Do this
Repeat the records word for word, excluding any picture.

Records provided
┌──
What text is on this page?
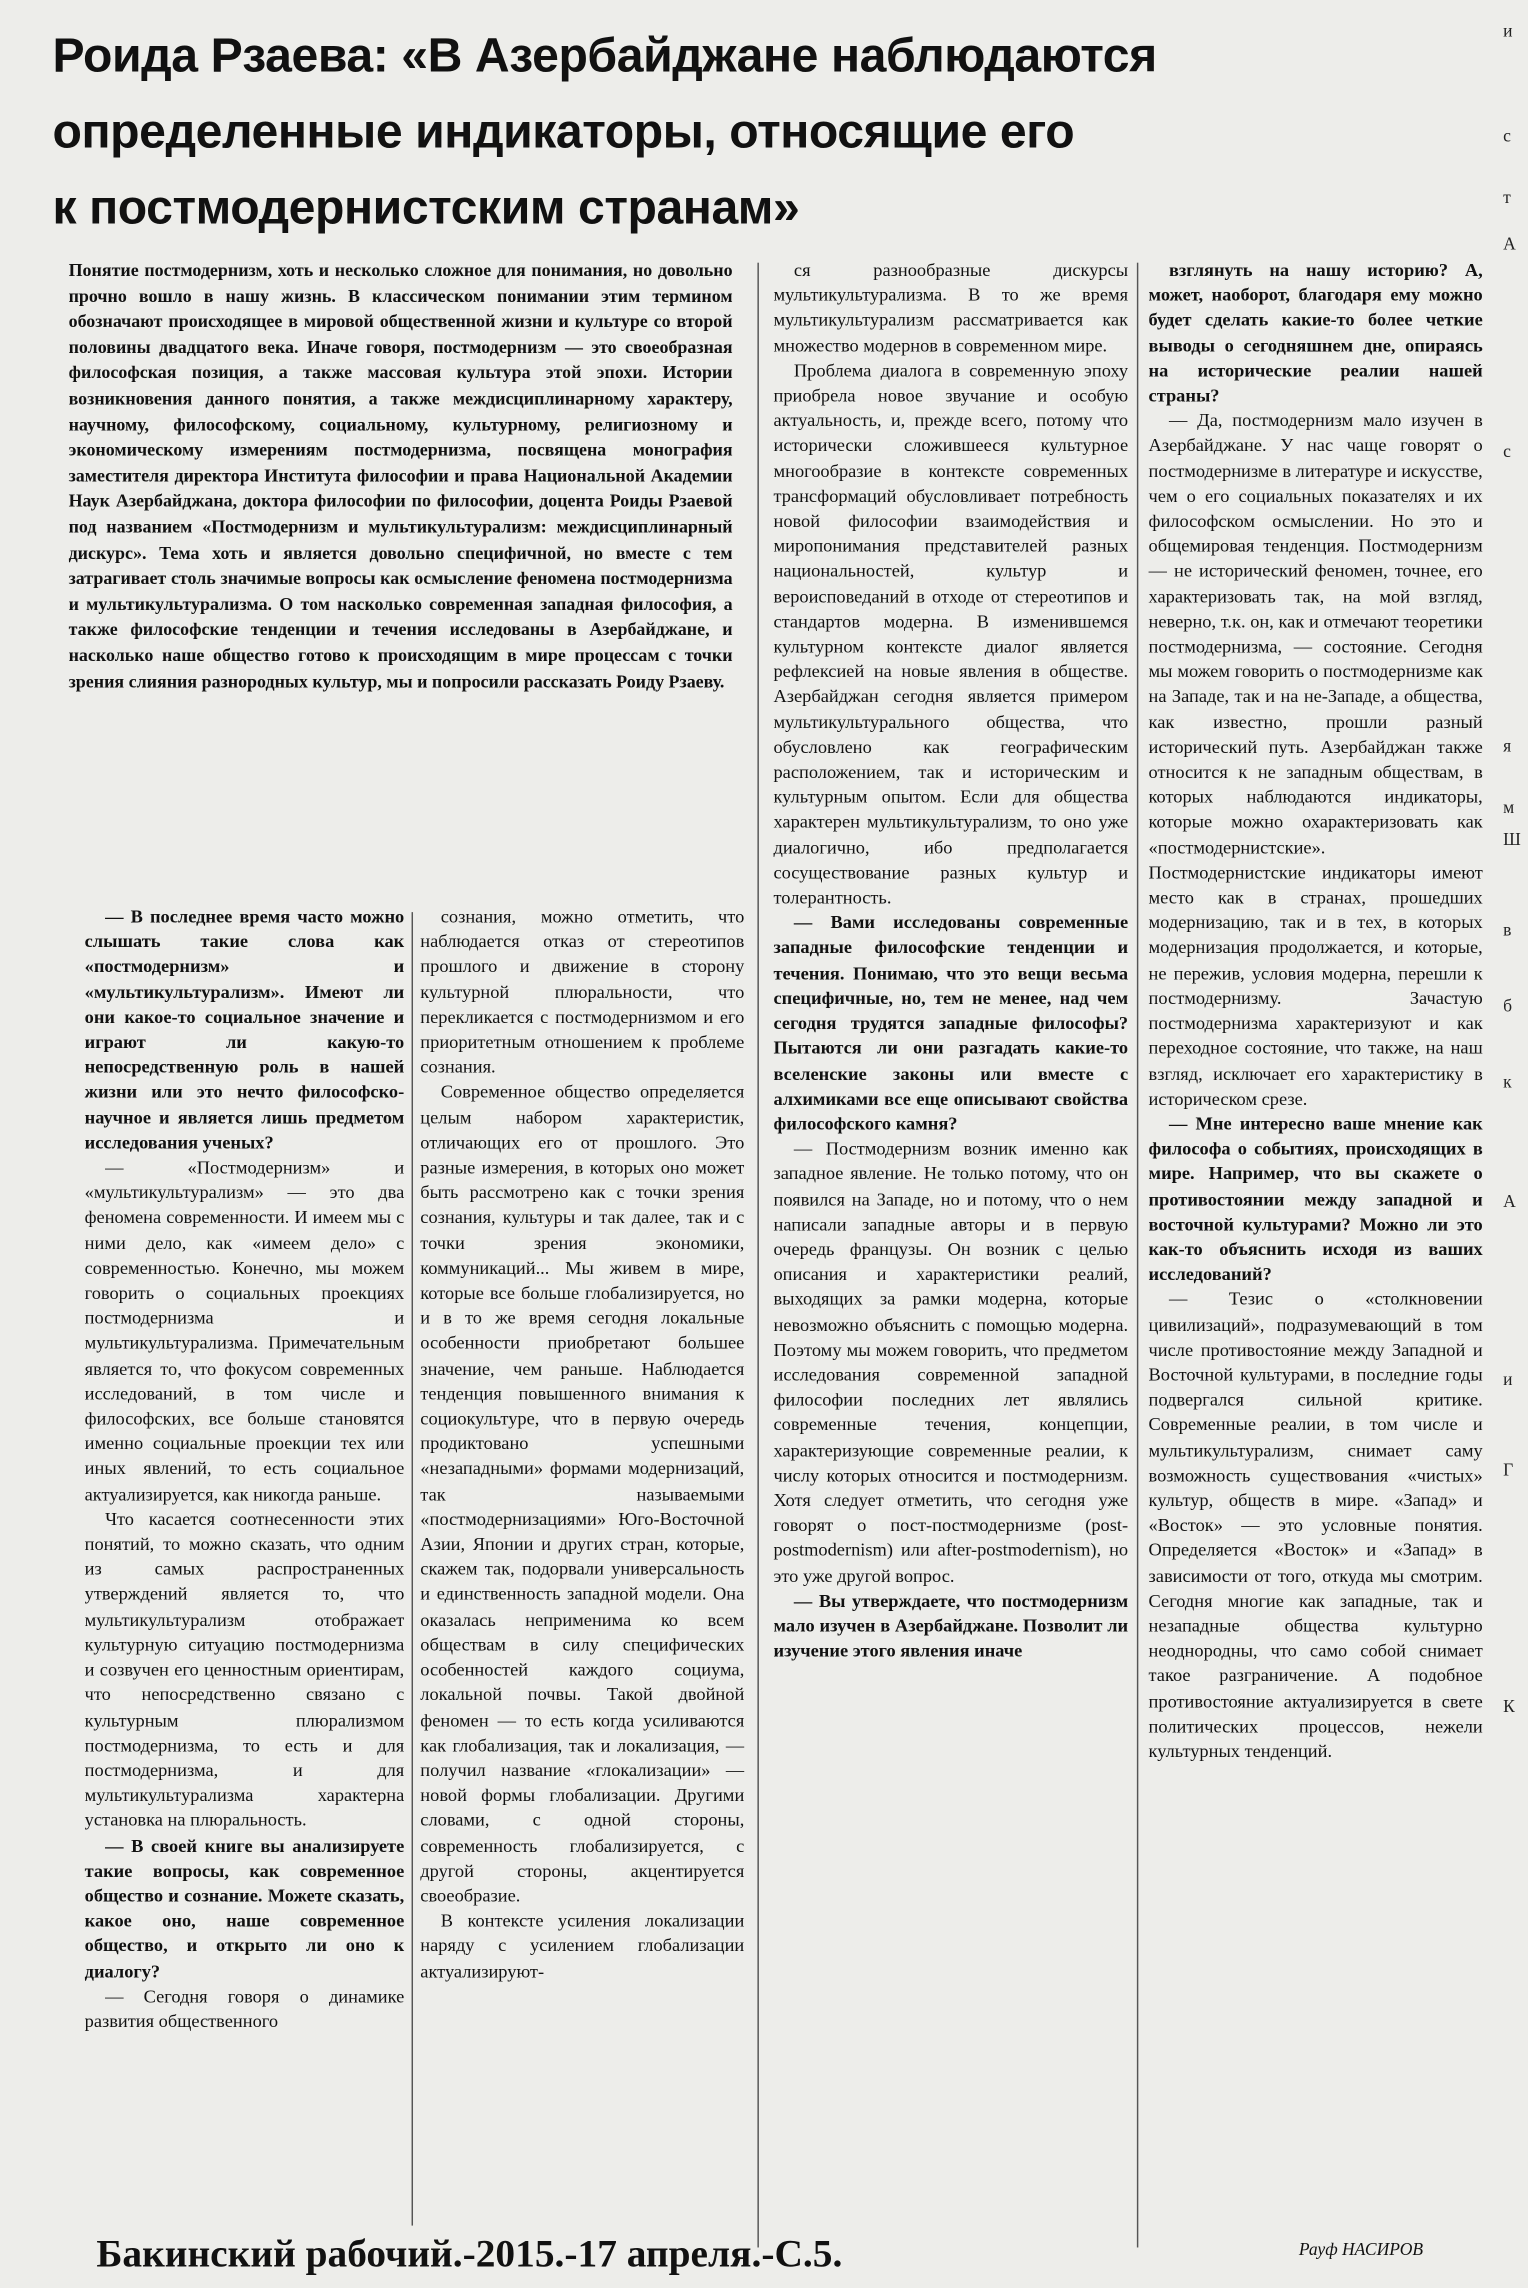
Роида Рзаева: «В Азербайджане наблюдаются
определенные индикаторы, относящие его
к постмодернистским странам»

Понятие постмодернизм, хоть и несколько сложное для понимания, но довольно прочно вошло в нашу жизнь. В классическом понимании этим термином обозначают происходящее в мировой общественной жизни и культуре со второй половины двадцатого века. Иначе говоря, постмодернизм — это своеобразная философская позиция, а также массовая культура этой эпохи. Истории возникновения данного понятия, а также междисциплинарному характеру, научному, философскому, социальному, культурному, религиозному и экономическому измерениям постмодернизма, посвящена монография заместителя директора Института философии и права Национальной Академии Наук Азербайджана, доктора философии по философии, доцента Роиды Рзаевой под названием «Постмодернизм и мультикультурализм: междисциплинарный дискурс». Тема хоть и является довольно специфичной, но вместе с тем затрагивает столь значимые вопросы как осмысление феномена постмодернизма и мультикультурализма. О том насколько современная западная философия, а также философские тенденции и течения исследованы в Азербайджане, и насколько наше общество готово к происходящим в мире процессам с точки зрения слияния разнородных культур, мы и попросили рассказать Роиду Рзаеву.

— В последнее время часто можно слышать такие слова как «постмодернизм» и «мультикультурализм». Имеют ли они какое-то социальное значение и играют ли какую-то непосредственную роль в нашей жизни или это нечто философско-научное и является лишь предметом исследования ученых?

— «Постмодернизм» и «мультикультурализм» — это два феномена современности. И имеем мы с ними дело, как «имеем дело» с современностью. Конечно, мы можем говорить о социальных проекциях постмодернизма и мультикультурализма. Примечательным является то, что фокусом современных исследований, в том числе и философских, все больше становятся именно социальные проекции тех или иных явлений, то есть социальное актуализируется, как никогда раньше.

Что касается соотнесенности этих понятий, то можно сказать, что одним из самых распространенных утверждений является то, что мультикультурализм отображает культурную ситуацию постмодернизма и созвучен его ценностным ориентирам, что непосредственно связано с культурным плюрализмом постмодернизма, то есть и для постмодернизма, и для мультикультурализма характерна установка на плюральность.

— В своей книге вы анализируете такие вопросы, как современное общество и сознание. Можете сказать, какое оно, наше современное общество, и открыто ли оно к диалогу?

— Сегодня говоря о динамике развития общественного

сознания, можно отметить, что наблюдается отказ от стереотипов прошлого и движение в сторону культурной плюральности, что перекликается с постмодернизмом и его приоритетным отношением к проблеме сознания.

Современное общество определяется целым набором характеристик, отличающих его от прошлого. Это разные измерения, в которых оно может быть рассмотрено как с точки зрения сознания, культуры и так далее, так и с точки зрения экономики, коммуникаций... Мы живем в мире, которые все больше глобализируется, но и в то же время сегодня локальные особенности приобретают большее значение, чем раньше. Наблюдается тенденция повышенного внимания к социокультуре, что в первую очередь продиктовано успешными «незападными» формами модернизаций, так называемыми «постмодернизациями» Юго-Восточной Азии, Японии и других стран, которые, скажем так, подорвали универсальность и единственность западной модели. Она оказалась неприменима ко всем обществам в силу специфических особенностей каждого социума, локальной почвы. Такой двойной феномен — то есть когда усиливаются как глобализация, так и локализация, — получил название «глокализации» — новой формы глобализации. Другими словами, с одной стороны, современность глобализируется, с другой стороны, акцентируется своеобразие.

В контексте усиления локализации наряду с усилением глобализации актуализируют-

ся разнообразные дискурсы мультикультурализма. В то же время мультикультурализм рассматривается как множество модернов в современном мире.

Проблема диалога в современную эпоху приобрела новое звучание и особую актуальность, и, прежде всего, потому что исторически сложившееся культурное многообразие в контексте современных трансформаций обусловливает потребность новой философии взаимодействия и миропонимания представителей разных национальностей, культур и вероисповеданий в отходе от стереотипов и стандартов модерна. В изменившемся культурном контексте диалог является рефлексией на новые явления в обществе. Азербайджан сегодня является примером мультикультурального общества, что обусловлено как географическим расположением, так и историческим и культурным опытом. Если для общества характерен мультикультурализм, то оно уже диалогично, ибо предполагается сосуществование разных культур и толерантность.

— Вами исследованы современные западные философские тенденции и течения. Понимаю, что это вещи весьма специфичные, но, тем не менее, над чем сегодня трудятся западные философы? Пытаются ли они разгадать какие-то вселенские законы или вместе с алхимиками все еще описывают свойства философского камня?

— Постмодернизм возник именно как западное явление. Не только потому, что он появился на Западе, но и потому, что о нем написали западные авторы и в первую очередь французы. Он возник с целью описания и характеристики реалий, выходящих за рамки модерна, которые невозможно объяснить с помощью модерна. Поэтому мы можем говорить, что предметом исследования современной западной философии последних лет являлись современные течения, концепции, характеризующие современные реалии, к числу которых относится и постмодернизм. Хотя следует отметить, что сегодня уже говорят о пост-постмодернизме (post-postmodernism) или after-postmodernism), но это уже другой вопрос.

— Вы утверждаете, что постмодернизм мало изучен в Азербайджане. Позволит ли изучение этого явления иначе

взглянуть на нашу историю? А, может, наоборот, благодаря ему можно будет сделать какие-то более четкие выводы о сегодняшнем дне, опираясь на исторические реалии нашей страны?

— Да, постмодернизм мало изучен в Азербайджане. У нас чаще говорят о постмодернизме в литературе и искусстве, чем о его социальных показателях и их философском осмыслении. Но это и общемировая тенденция. Постмодернизм — не исторический феномен, точнее, его характеризовать так, на мой взгляд, неверно, т.к. он, как и отмечают теоретики постмодернизма, — состояние. Сегодня мы можем говорить о постмодернизме как на Западе, так и на не-Западе, а общества, как известно, прошли разный исторический путь. Азербайджан также относится к не западным обществам, в которых наблюдаются индикаторы, которые можно охарактеризовать как «постмодернистские». Постмодернистские индикаторы имеют место как в странах, прошедших модернизацию, так и в тех, в которых модернизация продолжается, и которые, не пережив, условия модерна, перешли к постмодернизму. Зачастую постмодернизма характеризуют и как переходное состояние, что также, на наш взгляд, исключает его характеристику в историческом срезе.

— Мне интересно ваше мнение как философа о событиях, происходящих в мире. Например, что вы скажете о противостоянии между западной и восточной культурами? Можно ли это как-то объяснить исходя из ваших исследований?

— Тезис о «столкновении цивилизаций», подразумевающий в том числе противостояние между Западной и Восточной культурами, в последние годы подвергался сильной критике. Современные реалии, в том числе и мультикультурализм, снимает саму возможность существования «чистых» культур, обществ в мире. «Запад» и «Восток» — это условные понятия. Определяется «Восток» и «Запад» в зависимости от того, откуда мы смотрим. Сегодня многие как западные, так и незападные общества культурно неоднородны, что само собой снимает такое разграничение. А подобное противостояние актуализируется в свете политических процессов, нежели культурных тенденций.

Рауф НАСИРОВ
и
с
т
А
с
я
м
Ш
в
б
к
А
и
Г
К

Бакинский рабочий.-2015.-17 апреля.-С.5.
└──
Result for this exercise
What text is on this page?
Роида Рзаева: «В Азербайджане наблюдаются
определенные индикаторы, относящие его
к постмодернистским странам»

Понятие постмодернизм, хоть и несколько сложное для понимания, но довольно прочно вошло в нашу жизнь. В классическом понимании этим термином обозначают происходящее в мировой общественной жизни и культуре со второй половины двадцатого века. Иначе говоря, постмодернизм — это своеобразная философская позиция, а также массовая культура этой эпохи. Истории возникновения данного понятия, а также междисциплинарному характеру, научному, философскому, социальному, культурному, религиозному и экономическому измерениям постмодернизма, посвящена монография заместителя директора Института философии и права Национальной Академии Наук Азербайджана, доктора философии по философии, доцента Роиды Рзаевой под названием «Постмодернизм и мультикультурализм: междисциплинарный дискурс». Тема хоть и является довольно специфичной, но вместе с тем затрагивает столь значимые вопросы как осмысление феномена постмодернизма и мультикультурализма. О том насколько современная западная философия, а также философские тенденции и течения исследованы в Азербайджане, и насколько наше общество готово к происходящим в мире процессам с точки зрения слияния разнородных культур, мы и попросили рассказать Роиду Рзаеву.

— В последнее время часто можно слышать такие слова как «постмодернизм» и «мультикультурализм». Имеют ли они какое-то социальное значение и играют ли какую-то непосредственную роль в нашей жизни или это нечто философско-научное и является лишь предметом исследования ученых?

— «Постмодернизм» и «мультикультурализм» — это два феномена современности. И имеем мы с ними дело, как «имеем дело» с современностью. Конечно, мы можем говорить о социальных проекциях постмодернизма и мультикультурализма. Примечательным является то, что фокусом современных исследований, в том числе и философских, все больше становятся именно социальные проекции тех или иных явлений, то есть социальное актуализируется, как никогда раньше.

Что касается соотнесенности этих понятий, то можно сказать, что одним из самых распространенных утверждений является то, что мультикультурализм отображает культурную ситуацию постмодернизма и созвучен его ценностным ориентирам, что непосредственно связано с культурным плюрализмом постмодернизма, то есть и для постмодернизма, и для мультикультурализма характерна установка на плюральность.

— В своей книге вы анализируете такие вопросы, как современное общество и сознание. Можете сказать, какое оно, наше современное общество, и открыто ли оно к диалогу?

— Сегодня говоря о динамике развития общественного

сознания, можно отметить, что наблюдается отказ от стереотипов прошлого и движение в сторону культурной плюральности, что перекликается с постмодернизмом и его приоритетным отношением к проблеме сознания.

Современное общество определяется целым набором характеристик, отличающих его от прошлого. Это разные измерения, в которых оно может быть рассмотрено как с точки зрения сознания, культуры и так далее, так и с точки зрения экономики, коммуникаций... Мы живем в мире, которые все больше глобализируется, но и в то же время сегодня локальные особенности приобретают большее значение, чем раньше. Наблюдается тенденция повышенного внимания к социокультуре, что в первую очередь продиктовано успешными «незападными» формами модернизаций, так называемыми «постмодернизациями» Юго-Восточной Азии, Японии и других стран, которые, скажем так, подорвали универсальность и единственность западной модели. Она оказалась неприменима ко всем обществам в силу специфических особенностей каждого социума, локальной почвы. Такой двойной феномен — то есть когда усиливаются как глобализация, так и локализация, — получил название «глокализации» — новой формы глобализации. Другими словами, с одной стороны, современность глобализируется, с другой стороны, акцентируется своеобразие.

В контексте усиления локализации наряду с усилением глобализации актуализируют-

ся разнообразные дискурсы мультикультурализма. В то же время мультикультурализм рассматривается как множество модернов в современном мире.

Проблема диалога в современную эпоху приобрела новое звучание и особую актуальность, и, прежде всего, потому что исторически сложившееся культурное многообразие в контексте современных трансформаций обусловливает потребность новой философии взаимодействия и миропонимания представителей разных национальностей, культур и вероисповеданий в отходе от стереотипов и стандартов модерна. В изменившемся культурном контексте диалог является рефлексией на новые явления в обществе. Азербайджан сегодня является примером мультикультурального общества, что обусловлено как географическим расположением, так и историческим и культурным опытом. Если для общества характерен мультикультурализм, то оно уже диалогично, ибо предполагается сосуществование разных культур и толерантность.

— Вами исследованы современные западные философские тенденции и течения. Понимаю, что это вещи весьма специфичные, но, тем не менее, над чем сегодня трудятся западные философы? Пытаются ли они разгадать какие-то вселенские законы или вместе с алхимиками все еще описывают свойства философского камня?

— Постмодернизм возник именно как западное явление. Не только потому, что он появился на Западе, но и потому, что о нем написали западные авторы и в первую очередь французы. Он возник с целью описания и характеристики реалий, выходящих за рамки модерна, которые невозможно объяснить с помощью модерна. Поэтому мы можем говорить, что предметом исследования современной западной философии последних лет являлись современные течения, концепции, характеризующие современные реалии, к числу которых относится и постмодернизм. Хотя следует отметить, что сегодня уже говорят о пост-постмодернизме (post-postmodernism) или after-postmodernism), но это уже другой вопрос.

— Вы утверждаете, что постмодернизм мало изучен в Азербайджане. Позволит ли изучение этого явления иначе

взглянуть на нашу историю? А, может, наоборот, благодаря ему можно будет сделать какие-то более четкие выводы о сегодняшнем дне, опираясь на исторические реалии нашей страны?

— Да, постмодернизм мало изучен в Азербайджане. У нас чаще говорят о постмодернизме в литературе и искусстве, чем о его социальных показателях и их философском осмыслении. Но это и общемировая тенденция. Постмодернизм — не исторический феномен, точнее, его характеризовать так, на мой взгляд, неверно, т.к. он, как и отмечают теоретики постмодернизма, — состояние. Сегодня мы можем говорить о постмодернизме как на Западе, так и на не-Западе, а общества, как известно, прошли разный исторический путь. Азербайджан также относится к не западным обществам, в которых наблюдаются индикаторы, которые можно охарактеризовать как «постмодернистские». Постмодернистские индикаторы имеют место как в странах, прошедших модернизацию, так и в тех, в которых модернизация продолжается, и которые, не пережив, условия модерна, перешли к постмодернизму. Зачастую постмодернизма характеризуют и как переходное состояние, что также, на наш взгляд, исключает его характеристику в историческом срезе.

— Мне интересно ваше мнение как философа о событиях, происходящих в мире. Например, что вы скажете о противостоянии между западной и восточной культурами? Можно ли это как-то объяснить исходя из ваших исследований?

— Тезис о «столкновении цивилизаций», подразумевающий в том числе противостояние между Западной и Восточной культурами, в последние годы подвергался сильной критике. Современные реалии, в том числе и мультикультурализм, снимает саму возможность существования «чистых» культур, обществ в мире. «Запад» и «Восток» — это условные понятия. Определяется «Восток» и «Запад» в зависимости от того, откуда мы смотрим. Сегодня многие как западные, так и незападные общества культурно неоднородны, что само собой снимает такое разграничение. А подобное противостояние актуализируется в свете политических процессов, нежели культурных тенденций.

Рауф НАСИРОВ
и
с
т
А
с
я
м
Ш
в
б
к
А
и
Г
К

Бакинский рабочий.-2015.-17 апреля.-С.5.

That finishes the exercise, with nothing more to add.